◆ **DATA**:
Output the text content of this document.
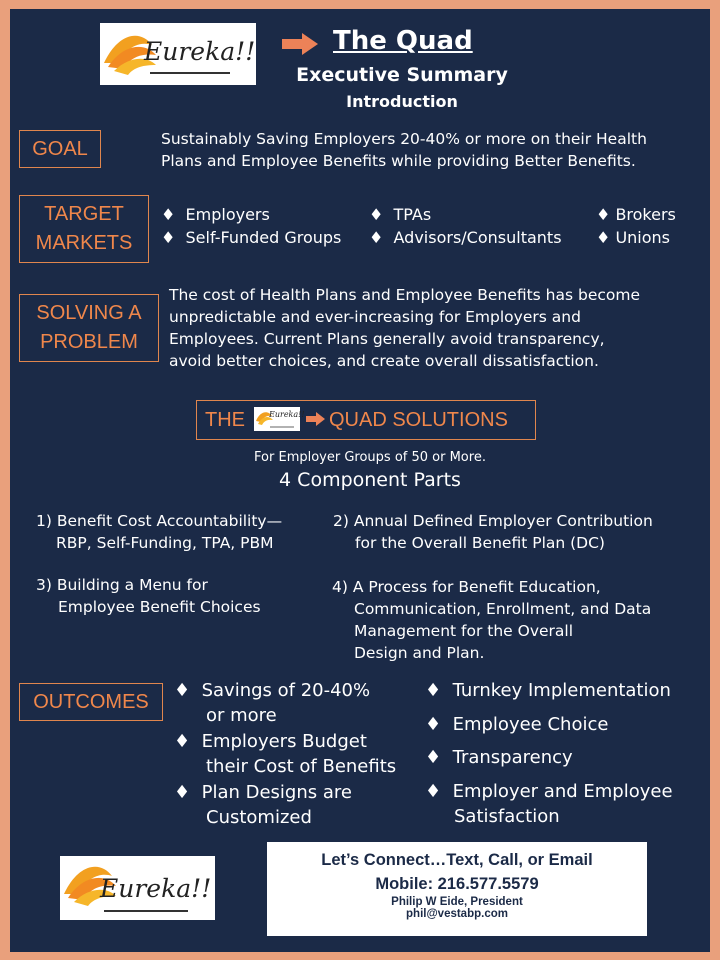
Eureka!!	The Quad
Executive Summary
Introduction
GOAL	Sustainably Saving Employers 20-40% or more on their Health
Plans and Employee Benefits while providing Better Benefits.
TARGET
MARKETS
♦ Employers	♦ TPAs	♦ Brokers
♦ Self-Funded Groups ♦ Advisors/Consultants ♦ Unions
SOLVING A
PROBLEM
The cost of Health Plans and Employee Benefits has become
unpredictable and ever-increasing for Employers and
Employees. Current Plans generally avoid transparency,
avoid better choices, and create overall dissatisfaction.
THE	Eureka!! QUAD SOLUTIONS
For Employer Groups of 50 or More.
4 Component Parts
1) Benefit Cost Accountability—
RBP, Self-Funding, TPA, PBM
2) Annual Defined Employer Contribution
for the Overall Benefit Plan (DC)
3) Building a Menu for
Employee Benefit Choices
4) A Process for Benefit Education,
Communication, Enrollment, and Data
Management for the Overall
Design and Plan.
OUTCOMES
♦ Savings of 20-40%
or more
♦ Employers Budget
their Cost of Benefits
♦ Plan Designs are
Customized
♦ Turnkey Implementation
♦ Employee Choice
♦ Transparency
♦ Employer and Employee
Satisfaction
Eureka!!
Let’s Connect…Text, Call, or Email
Mobile: 216.577.5579
Philip W Eide, President
phil@vestabp.com
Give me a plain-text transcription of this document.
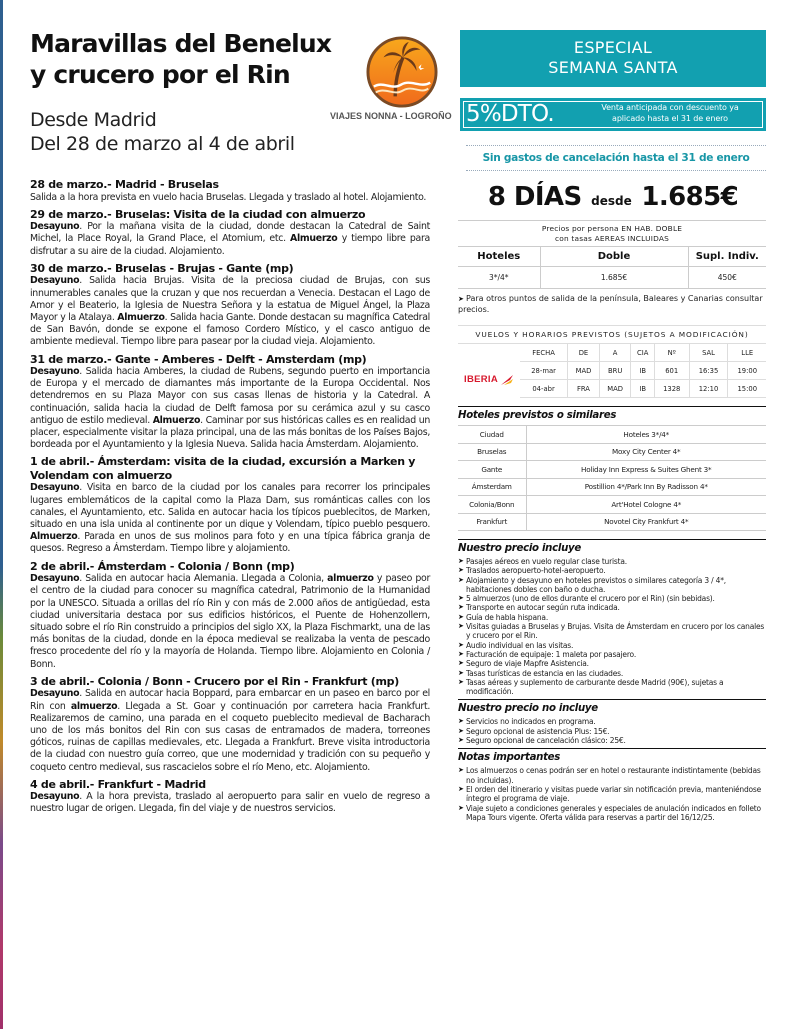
Maravillas del Benelux
y crucero por el Rin
Desde Madrid
Del 28 de marzo al 4 de abril
VIAJES NONNA - LOGROÑO
28 de marzo.- Madrid - Bruselas
Salida a la hora prevista en vuelo hacia Bruselas. Llegada y traslado al hotel. Alojamiento.
29 de marzo.- Bruselas: Visita de la ciudad con almuerzo
Desayuno. Por la mañana visita de la ciudad, donde destacan la Catedral de Saint Michel, la Place Royal, la Grand Place, el Atomium, etc. Almuerzo y tiempo libre para disfrutar a su aire de la ciudad. Alojamiento.
30 de marzo.- Bruselas - Brujas - Gante (mp)
Desayuno. Salida hacia Brujas. Visita de la preciosa ciudad de Brujas, con sus innumerables canales que la cruzan y que nos recuerdan a Venecia. Destacan el Lago de Amor y el Beaterio, la Iglesia de Nuestra Señora y la estatua de Miguel Ángel, la Plaza Mayor y la Atalaya. Almuerzo. Salida hacia Gante. Donde destacan su magnífica Catedral de San Bavón, donde se expone el famoso Cordero Místico, y el casco antiguo de ambiente medieval. Tiempo libre para pasear por la ciudad vieja. Alojamiento.
31 de marzo.- Gante - Amberes - Delft - Amsterdam (mp)
Desayuno. Salida hacia Amberes, la ciudad de Rubens, segundo puerto en importancia de Europa y el mercado de diamantes más importante de la Europa Occidental. Nos detendremos en su Plaza Mayor con sus casas llenas de historia y la Catedral. A continuación, salida hacia la ciudad de Delft famosa por su cerámica azul y su casco antiguo de estilo medieval. Almuerzo. Caminar por sus históricas calles es en realidad un placer, especialmente visitar la plaza principal, una de las más bonitas de los Países Bajos, bordeada por el Ayuntamiento y la Iglesia Nueva. Salida hacia Ámsterdam. Alojamiento.
1 de abril.- Ámsterdam: visita de la ciudad, excursión a Marken y Volendam con almuerzo
Desayuno. Visita en barco de la ciudad por los canales para recorrer los principales lugares emblemáticos de la capital como la Plaza Dam, sus románticas calles con los canales, el Ayuntamiento, etc. Salida en autocar hacia los típicos pueblecitos, de Marken, situado en una isla unida al continente por un dique y Volendam, típico pueblo pesquero. Almuerzo. Parada en unos de sus molinos para foto y en una típica fábrica granja de quesos. Regreso a Ámsterdam. Tiempo libre y alojamiento.
2 de abril.- Ámsterdam - Colonia / Bonn (mp)
Desayuno. Salida en autocar hacia Alemania. Llegada a Colonia, almuerzo y paseo por el centro de la ciudad para conocer su magnífica catedral, Patrimonio de la Humanidad por la UNESCO. Situada a orillas del río Rin y con más de 2.000 años de antigüedad, esta ciudad universitaria destaca por sus edificios históricos, el Puente de Hohenzollern, situado sobre el río Rin construido a principios del siglo XX, la Plaza Fischmarkt, una de las más bonitas de la ciudad, donde en la época medieval se realizaba la venta de pescado fresco procedente del río y la mayoría de Holanda. Tiempo libre. Alojamiento en Colonia / Bonn.
3 de abril.- Colonia / Bonn - Crucero por el Rin - Frankfurt (mp)
Desayuno. Salida en autocar hacia Boppard, para embarcar en un paseo en barco por el Rin con almuerzo. Llegada a St. Goar y continuación por carretera hacia Frankfurt. Realizaremos de camino, una parada en el coqueto pueblecito medieval de Bacharach uno de los más bonitos del Rin con sus casas de entramados de madera, torreones góticos, ruinas de capillas medievales, etc. Llegada a Frankfurt. Breve visita introductoria de la ciudad con nuestro guía correo, que une modernidad y tradición con su pequeño y coqueto centro medieval, sus rascacielos sobre el río Meno, etc. Alojamiento.
4 de abril.- Frankfurt - Madrid
Desayuno. A la hora prevista, traslado al aeropuerto para salir en vuelo de regreso a nuestro lugar de origen. Llegada, fin del viaje y de nuestros servicios.
ESPECIAL
SEMANA SANTA
5%DTO.	Venta anticipada con descuento ya
aplicado hasta el 31 de enero
Sin gastos de cancelación hasta el 31 de enero
8 DÍAS desde 1.685€
Precios por persona EN HAB. DOBLE
con tasas AEREAS INCLUIDAS		

Hoteles	Doble	Supl. Indiv.
3*/4*	1.685€	450€
➤ Para otros puntos de salida de la península, Baleares y Canarias consultar precios.
VUELOS Y HORARIOS PREVISTOS (SUJETOS A MODIFICACIÓN)
	FECHA	DE	A	CIA	Nº	SAL	LLE
IBERIA	28-mar	MAD	BRU	IB	601	16:35	19:00
	04-abr	FRA	MAD	IB	1328	12:10	15:00
Hoteles previstos o similares
Ciudad	Hoteles 3*/4*
Bruselas	Moxy City Center 4*
Gante	Holiday Inn Express & Suites Ghent 3*
Ámsterdam	Postillion 4*/Park Inn By Radisson 4*
Colonia/Bonn	Art'Hotel Cologne 4*
Frankfurt	Novotel City Frankfurt 4*
Nuestro precio incluye
➤ Pasajes aéreos en vuelo regular clase turista.
➤ Traslados aeropuerto-hotel-aeropuerto.
➤ Alojamiento y desayuno en hoteles previstos o similares categoría 3 / 4*, habitaciones dobles con baño o ducha.
➤ 5 almuerzos (uno de ellos durante el crucero por el Rin) (sin bebidas).
➤ Transporte en autocar según ruta indicada.
➤ Guía de habla hispana.
➤ Visitas guiadas a Bruselas y Brujas. Visita de Ámsterdam en crucero por los canales y crucero por el Rin.
➤ Audio individual en las visitas.
➤ Facturación de equipaje: 1 maleta por pasajero.
➤ Seguro de viaje Mapfre Asistencia.
➤ Tasas turísticas de estancia en las ciudades.
➤ Tasas aéreas y suplemento de carburante desde Madrid (90€), sujetas a modificación.
Nuestro precio no incluye
➤ Servicios no indicados en programa.
➤ Seguro opcional de asistencia Plus: 15€.
➤ Seguro opcional de cancelación clásico: 25€.
Notas importantes
➤ Los almuerzos o cenas podrán ser en hotel o restaurante indistintamente (bebidas no incluidas).
➤ El orden del itinerario y visitas puede variar sin notificación previa, manteniéndose íntegro el programa de viaje.
➤ Viaje sujeto a condiciones generales y especiales de anulación indicados en folleto Mapa Tours vigente. Oferta válida para reservas a partir del 16/12/25.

◆ **WRITTEN EXERCISE**: Pull out every line in the data above that has the word "similares".

◆ **SOLUTION TO THIS TASK**:
Hoteles previstos o similares
➤ Alojamiento y desayuno en hoteles previstos o similares categoría 3 / 4*, habitaciones dobles con baño o ducha.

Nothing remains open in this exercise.